[Raw records]
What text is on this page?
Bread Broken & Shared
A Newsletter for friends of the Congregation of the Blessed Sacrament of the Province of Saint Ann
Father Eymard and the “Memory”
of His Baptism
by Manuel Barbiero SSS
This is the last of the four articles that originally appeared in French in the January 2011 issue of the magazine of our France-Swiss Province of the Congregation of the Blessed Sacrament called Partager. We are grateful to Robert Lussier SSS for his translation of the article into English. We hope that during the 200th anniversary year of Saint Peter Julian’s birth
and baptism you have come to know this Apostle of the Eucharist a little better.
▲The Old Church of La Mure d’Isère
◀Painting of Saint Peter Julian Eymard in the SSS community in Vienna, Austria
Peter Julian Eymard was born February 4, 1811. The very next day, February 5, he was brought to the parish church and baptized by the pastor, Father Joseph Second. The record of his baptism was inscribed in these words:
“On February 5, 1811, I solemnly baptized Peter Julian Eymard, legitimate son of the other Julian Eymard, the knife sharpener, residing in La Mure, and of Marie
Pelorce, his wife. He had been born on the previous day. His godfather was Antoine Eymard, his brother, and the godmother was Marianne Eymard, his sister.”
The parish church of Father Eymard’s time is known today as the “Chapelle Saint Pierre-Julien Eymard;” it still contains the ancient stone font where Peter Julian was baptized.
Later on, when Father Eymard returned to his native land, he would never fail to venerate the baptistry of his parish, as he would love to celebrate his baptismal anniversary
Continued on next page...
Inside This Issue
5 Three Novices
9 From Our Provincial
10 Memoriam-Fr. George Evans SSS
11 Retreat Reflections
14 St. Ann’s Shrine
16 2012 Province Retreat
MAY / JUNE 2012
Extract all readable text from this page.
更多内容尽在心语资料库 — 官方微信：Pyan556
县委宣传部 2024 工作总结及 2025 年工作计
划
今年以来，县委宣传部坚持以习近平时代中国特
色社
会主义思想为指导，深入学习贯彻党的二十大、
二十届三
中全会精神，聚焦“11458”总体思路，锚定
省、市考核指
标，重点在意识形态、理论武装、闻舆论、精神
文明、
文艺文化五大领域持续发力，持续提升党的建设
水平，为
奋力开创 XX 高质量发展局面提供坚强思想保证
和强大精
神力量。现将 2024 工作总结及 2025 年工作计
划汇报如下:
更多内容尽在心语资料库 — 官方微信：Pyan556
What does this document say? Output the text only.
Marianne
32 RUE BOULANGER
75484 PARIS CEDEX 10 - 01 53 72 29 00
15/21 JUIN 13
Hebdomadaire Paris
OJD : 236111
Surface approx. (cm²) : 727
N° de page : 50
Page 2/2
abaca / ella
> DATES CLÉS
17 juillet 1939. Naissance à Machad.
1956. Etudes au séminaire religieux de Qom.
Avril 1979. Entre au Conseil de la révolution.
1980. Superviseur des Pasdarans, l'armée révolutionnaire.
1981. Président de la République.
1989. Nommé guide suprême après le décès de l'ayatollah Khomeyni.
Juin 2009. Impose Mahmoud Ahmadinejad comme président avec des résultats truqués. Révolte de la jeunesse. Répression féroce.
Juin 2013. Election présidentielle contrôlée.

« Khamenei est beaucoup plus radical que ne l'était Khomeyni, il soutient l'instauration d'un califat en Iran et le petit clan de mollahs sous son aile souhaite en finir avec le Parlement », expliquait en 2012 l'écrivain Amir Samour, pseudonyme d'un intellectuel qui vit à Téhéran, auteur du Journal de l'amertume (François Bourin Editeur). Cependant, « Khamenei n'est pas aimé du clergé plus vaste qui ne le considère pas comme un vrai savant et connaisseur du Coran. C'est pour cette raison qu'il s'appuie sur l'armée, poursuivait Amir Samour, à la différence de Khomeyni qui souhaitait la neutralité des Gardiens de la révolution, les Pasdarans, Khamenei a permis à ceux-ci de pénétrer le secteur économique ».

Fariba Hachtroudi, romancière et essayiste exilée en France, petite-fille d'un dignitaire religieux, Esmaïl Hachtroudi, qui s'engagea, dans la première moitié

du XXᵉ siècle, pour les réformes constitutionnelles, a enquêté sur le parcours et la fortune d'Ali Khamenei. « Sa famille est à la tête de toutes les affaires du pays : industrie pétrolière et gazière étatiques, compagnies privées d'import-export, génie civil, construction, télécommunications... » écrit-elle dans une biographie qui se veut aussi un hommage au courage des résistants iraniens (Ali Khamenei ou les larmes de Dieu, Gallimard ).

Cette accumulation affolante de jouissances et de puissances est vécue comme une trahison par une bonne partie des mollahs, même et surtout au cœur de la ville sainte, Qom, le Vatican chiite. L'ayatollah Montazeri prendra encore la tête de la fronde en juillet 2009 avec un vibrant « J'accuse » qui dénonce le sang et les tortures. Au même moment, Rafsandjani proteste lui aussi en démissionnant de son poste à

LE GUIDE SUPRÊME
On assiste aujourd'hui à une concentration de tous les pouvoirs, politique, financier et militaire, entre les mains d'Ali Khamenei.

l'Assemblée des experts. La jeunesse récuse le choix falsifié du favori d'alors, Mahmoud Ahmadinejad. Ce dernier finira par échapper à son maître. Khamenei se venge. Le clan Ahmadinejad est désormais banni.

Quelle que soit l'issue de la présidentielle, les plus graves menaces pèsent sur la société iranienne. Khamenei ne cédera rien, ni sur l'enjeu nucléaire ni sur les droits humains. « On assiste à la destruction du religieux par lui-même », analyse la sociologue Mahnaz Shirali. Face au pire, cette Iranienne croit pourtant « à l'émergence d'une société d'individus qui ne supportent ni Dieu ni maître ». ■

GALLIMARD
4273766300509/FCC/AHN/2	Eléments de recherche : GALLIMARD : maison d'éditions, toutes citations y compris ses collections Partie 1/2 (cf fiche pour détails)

◆ **Instructions for the task**
Repeat each record exactly. Omit nothing.

◆ **Solution**
What text is on this page?
Bread Broken & Shared
A Newsletter for friends of the Congregation of the Blessed Sacrament of the Province of Saint Ann
Father Eymard and the “Memory”
of His Baptism
by Manuel Barbiero SSS
This is the last of the four articles that originally appeared in French in the January 2011 issue of the magazine of our France-Swiss Province of the Congregation of the Blessed Sacrament called Partager. We are grateful to Robert Lussier SSS for his translation of the article into English. We hope that during the 200th anniversary year of Saint Peter Julian’s birth
and baptism you have come to know this Apostle of the Eucharist a little better.
▲The Old Church of La Mure d’Isère
◀Painting of Saint Peter Julian Eymard in the SSS community in Vienna, Austria
Peter Julian Eymard was born February 4, 1811. The very next day, February 5, he was brought to the parish church and baptized by the pastor, Father Joseph Second. The record of his baptism was inscribed in these words:
“On February 5, 1811, I solemnly baptized Peter Julian Eymard, legitimate son of the other Julian Eymard, the knife sharpener, residing in La Mure, and of Marie
Pelorce, his wife. He had been born on the previous day. His godfather was Antoine Eymard, his brother, and the godmother was Marianne Eymard, his sister.”
The parish church of Father Eymard’s time is known today as the “Chapelle Saint Pierre-Julien Eymard;” it still contains the ancient stone font where Peter Julian was baptized.
Later on, when Father Eymard returned to his native land, he would never fail to venerate the baptistry of his parish, as he would love to celebrate his baptismal anniversary
Continued on next page...
Inside This Issue
5 Three Novices
9 From Our Provincial
10 Memoriam-Fr. George Evans SSS
11 Retreat Reflections
14 St. Ann’s Shrine
16 2012 Province Retreat
MAY / JUNE 2012
Extract all readable text from this page.
更多内容尽在心语资料库 — 官方微信：Pyan556
县委宣传部 2024 工作总结及 2025 年工作计
划
今年以来，县委宣传部坚持以习近平时代中国特
色社
会主义思想为指导，深入学习贯彻党的二十大、
二十届三
中全会精神，聚焦“11458”总体思路，锚定
省、市考核指
标，重点在意识形态、理论武装、闻舆论、精神
文明、
文艺文化五大领域持续发力，持续提升党的建设
水平，为
奋力开创 XX 高质量发展局面提供坚强思想保证
和强大精
神力量。现将 2024 工作总结及 2025 年工作计
划汇报如下:
更多内容尽在心语资料库 — 官方微信：Pyan556
What does this document say? Output the text only.
Marianne
32 RUE BOULANGER
75484 PARIS CEDEX 10 - 01 53 72 29 00
15/21 JUIN 13
Hebdomadaire Paris
OJD : 236111
Surface approx. (cm²) : 727
N° de page : 50
Page 2/2
abaca / ella
> DATES CLÉS
17 juillet 1939. Naissance à Machad.
1956. Etudes au séminaire religieux de Qom.
Avril 1979. Entre au Conseil de la révolution.
1980. Superviseur des Pasdarans, l'armée révolutionnaire.
1981. Président de la République.
1989. Nommé guide suprême après le décès de l'ayatollah Khomeyni.
Juin 2009. Impose Mahmoud Ahmadinejad comme président avec des résultats truqués. Révolte de la jeunesse. Répression féroce.
Juin 2013. Election présidentielle contrôlée.

« Khamenei est beaucoup plus radical que ne l'était Khomeyni, il soutient l'instauration d'un califat en Iran et le petit clan de mollahs sous son aile souhaite en finir avec le Parlement », expliquait en 2012 l'écrivain Amir Samour, pseudonyme d'un intellectuel qui vit à Téhéran, auteur du Journal de l'amertume (François Bourin Editeur). Cependant, « Khamenei n'est pas aimé du clergé plus vaste qui ne le considère pas comme un vrai savant et connaisseur du Coran. C'est pour cette raison qu'il s'appuie sur l'armée, poursuivait Amir Samour, à la différence de Khomeyni qui souhaitait la neutralité des Gardiens de la révolution, les Pasdarans, Khamenei a permis à ceux-ci de pénétrer le secteur économique ».

Fariba Hachtroudi, romancière et essayiste exilée en France, petite-fille d'un dignitaire religieux, Esmaïl Hachtroudi, qui s'engagea, dans la première moitié

du XXᵉ siècle, pour les réformes constitutionnelles, a enquêté sur le parcours et la fortune d'Ali Khamenei. « Sa famille est à la tête de toutes les affaires du pays : industrie pétrolière et gazière étatiques, compagnies privées d'import-export, génie civil, construction, télécommunications... » écrit-elle dans une biographie qui se veut aussi un hommage au courage des résistants iraniens (Ali Khamenei ou les larmes de Dieu, Gallimard ).

Cette accumulation affolante de jouissances et de puissances est vécue comme une trahison par une bonne partie des mollahs, même et surtout au cœur de la ville sainte, Qom, le Vatican chiite. L'ayatollah Montazeri prendra encore la tête de la fronde en juillet 2009 avec un vibrant « J'accuse » qui dénonce le sang et les tortures. Au même moment, Rafsandjani proteste lui aussi en démissionnant de son poste à

LE GUIDE SUPRÊME
On assiste aujourd'hui à une concentration de tous les pouvoirs, politique, financier et militaire, entre les mains d'Ali Khamenei.

l'Assemblée des experts. La jeunesse récuse le choix falsifié du favori d'alors, Mahmoud Ahmadinejad. Ce dernier finira par échapper à son maître. Khamenei se venge. Le clan Ahmadinejad est désormais banni.

Quelle que soit l'issue de la présidentielle, les plus graves menaces pèsent sur la société iranienne. Khamenei ne cédera rien, ni sur l'enjeu nucléaire ni sur les droits humains. « On assiste à la destruction du religieux par lui-même », analyse la sociologue Mahnaz Shirali. Face au pire, cette Iranienne croit pourtant « à l'émergence d'une société d'individus qui ne supportent ni Dieu ni maître ». ■

GALLIMARD
4273766300509/FCC/AHN/2	Eléments de recherche : GALLIMARD : maison d'éditions, toutes citations y compris ses collections Partie 1/2 (cf fiche pour détails)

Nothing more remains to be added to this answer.